DIRECTIVE:
Write out the listing in full, matching it word for word.

---------------

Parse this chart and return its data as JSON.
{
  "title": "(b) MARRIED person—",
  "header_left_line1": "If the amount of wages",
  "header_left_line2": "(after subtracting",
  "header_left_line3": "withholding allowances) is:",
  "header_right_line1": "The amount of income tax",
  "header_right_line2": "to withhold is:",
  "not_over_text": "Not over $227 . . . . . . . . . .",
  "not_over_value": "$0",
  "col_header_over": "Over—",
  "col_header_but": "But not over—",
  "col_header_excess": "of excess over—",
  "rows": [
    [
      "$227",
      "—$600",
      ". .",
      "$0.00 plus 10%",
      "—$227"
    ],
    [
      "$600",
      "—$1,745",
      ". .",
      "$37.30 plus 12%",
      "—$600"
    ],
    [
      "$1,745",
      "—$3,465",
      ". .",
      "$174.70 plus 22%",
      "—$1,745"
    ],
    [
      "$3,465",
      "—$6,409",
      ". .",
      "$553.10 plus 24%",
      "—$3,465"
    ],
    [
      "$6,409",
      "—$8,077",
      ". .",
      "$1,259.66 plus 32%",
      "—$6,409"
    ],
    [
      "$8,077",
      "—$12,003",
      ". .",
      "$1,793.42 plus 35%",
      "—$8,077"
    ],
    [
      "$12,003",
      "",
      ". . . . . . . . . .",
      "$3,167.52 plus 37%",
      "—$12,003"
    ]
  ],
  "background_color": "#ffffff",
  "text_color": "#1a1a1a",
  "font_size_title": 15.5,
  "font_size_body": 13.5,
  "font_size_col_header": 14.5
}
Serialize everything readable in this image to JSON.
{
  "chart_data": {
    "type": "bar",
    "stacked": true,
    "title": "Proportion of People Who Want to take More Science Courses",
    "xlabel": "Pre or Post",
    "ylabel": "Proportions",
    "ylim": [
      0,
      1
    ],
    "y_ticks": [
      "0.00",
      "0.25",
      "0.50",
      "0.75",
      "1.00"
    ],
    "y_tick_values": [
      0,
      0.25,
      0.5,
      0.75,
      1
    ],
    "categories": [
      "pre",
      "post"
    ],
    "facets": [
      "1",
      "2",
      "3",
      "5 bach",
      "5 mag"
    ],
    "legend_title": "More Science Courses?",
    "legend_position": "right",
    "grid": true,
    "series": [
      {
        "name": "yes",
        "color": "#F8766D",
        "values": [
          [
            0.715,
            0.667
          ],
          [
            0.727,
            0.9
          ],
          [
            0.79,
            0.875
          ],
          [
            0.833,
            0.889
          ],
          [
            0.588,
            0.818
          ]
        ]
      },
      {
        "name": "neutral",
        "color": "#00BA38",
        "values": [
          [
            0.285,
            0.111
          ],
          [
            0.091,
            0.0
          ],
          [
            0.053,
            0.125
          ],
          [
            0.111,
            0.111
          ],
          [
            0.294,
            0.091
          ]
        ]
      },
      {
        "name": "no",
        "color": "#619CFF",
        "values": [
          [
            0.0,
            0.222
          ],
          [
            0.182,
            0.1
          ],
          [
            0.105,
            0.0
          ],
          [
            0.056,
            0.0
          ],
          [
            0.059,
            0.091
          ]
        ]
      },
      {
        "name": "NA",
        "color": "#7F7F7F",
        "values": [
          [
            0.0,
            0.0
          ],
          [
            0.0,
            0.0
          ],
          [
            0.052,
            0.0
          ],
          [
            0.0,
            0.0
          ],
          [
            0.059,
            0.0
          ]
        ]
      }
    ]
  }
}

---------------

COMPLETE OUTPUT:
Parse this chart and return its data as JSON.
{
  "title": "(b) MARRIED person—",
  "header_left_line1": "If the amount of wages",
  "header_left_line2": "(after subtracting",
  "header_left_line3": "withholding allowances) is:",
  "header_right_line1": "The amount of income tax",
  "header_right_line2": "to withhold is:",
  "not_over_text": "Not over $227 . . . . . . . . . .",
  "not_over_value": "$0",
  "col_header_over": "Over—",
  "col_header_but": "But not over—",
  "col_header_excess": "of excess over—",
  "rows": [
    [
      "$227",
      "—$600",
      ". .",
      "$0.00 plus 10%",
      "—$227"
    ],
    [
      "$600",
      "—$1,745",
      ". .",
      "$37.30 plus 12%",
      "—$600"
    ],
    [
      "$1,745",
      "—$3,465",
      ". .",
      "$174.70 plus 22%",
      "—$1,745"
    ],
    [
      "$3,465",
      "—$6,409",
      ". .",
      "$553.10 plus 24%",
      "—$3,465"
    ],
    [
      "$6,409",
      "—$8,077",
      ". .",
      "$1,259.66 plus 32%",
      "—$6,409"
    ],
    [
      "$8,077",
      "—$12,003",
      ". .",
      "$1,793.42 plus 35%",
      "—$8,077"
    ],
    [
      "$12,003",
      "",
      ". . . . . . . . . .",
      "$3,167.52 plus 37%",
      "—$12,003"
    ]
  ],
  "background_color": "#ffffff",
  "text_color": "#1a1a1a",
  "font_size_title": 15.5,
  "font_size_body": 13.5,
  "font_size_col_header": 14.5
}
Serialize everything readable in this image to JSON.
{
  "chart_data": {
    "type": "bar",
    "stacked": true,
    "title": "Proportion of People Who Want to take More Science Courses",
    "xlabel": "Pre or Post",
    "ylabel": "Proportions",
    "ylim": [
      0,
      1
    ],
    "y_ticks": [
      "0.00",
      "0.25",
      "0.50",
      "0.75",
      "1.00"
    ],
    "y_tick_values": [
      0,
      0.25,
      0.5,
      0.75,
      1
    ],
    "categories": [
      "pre",
      "post"
    ],
    "facets": [
      "1",
      "2",
      "3",
      "5 bach",
      "5 mag"
    ],
    "legend_title": "More Science Courses?",
    "legend_position": "right",
    "grid": true,
    "series": [
      {
        "name": "yes",
        "color": "#F8766D",
        "values": [
          [
            0.715,
            0.667
          ],
          [
            0.727,
            0.9
          ],
          [
            0.79,
            0.875
          ],
          [
            0.833,
            0.889
          ],
          [
            0.588,
            0.818
          ]
        ]
      },
      {
        "name": "neutral",
        "color": "#00BA38",
        "values": [
          [
            0.285,
            0.111
          ],
          [
            0.091,
            0.0
          ],
          [
            0.053,
            0.125
          ],
          [
            0.111,
            0.111
          ],
          [
            0.294,
            0.091
          ]
        ]
      },
      {
        "name": "no",
        "color": "#619CFF",
        "values": [
          [
            0.0,
            0.222
          ],
          [
            0.182,
            0.1
          ],
          [
            0.105,
            0.0
          ],
          [
            0.056,
            0.0
          ],
          [
            0.059,
            0.091
          ]
        ]
      },
      {
        "name": "NA",
        "color": "#7F7F7F",
        "values": [
          [
            0.0,
            0.0
          ],
          [
            0.0,
            0.0
          ],
          [
            0.052,
            0.0
          ],
          [
            0.0,
            0.0
          ],
          [
            0.059,
            0.0
          ]
        ]
      }
    ]
  }
}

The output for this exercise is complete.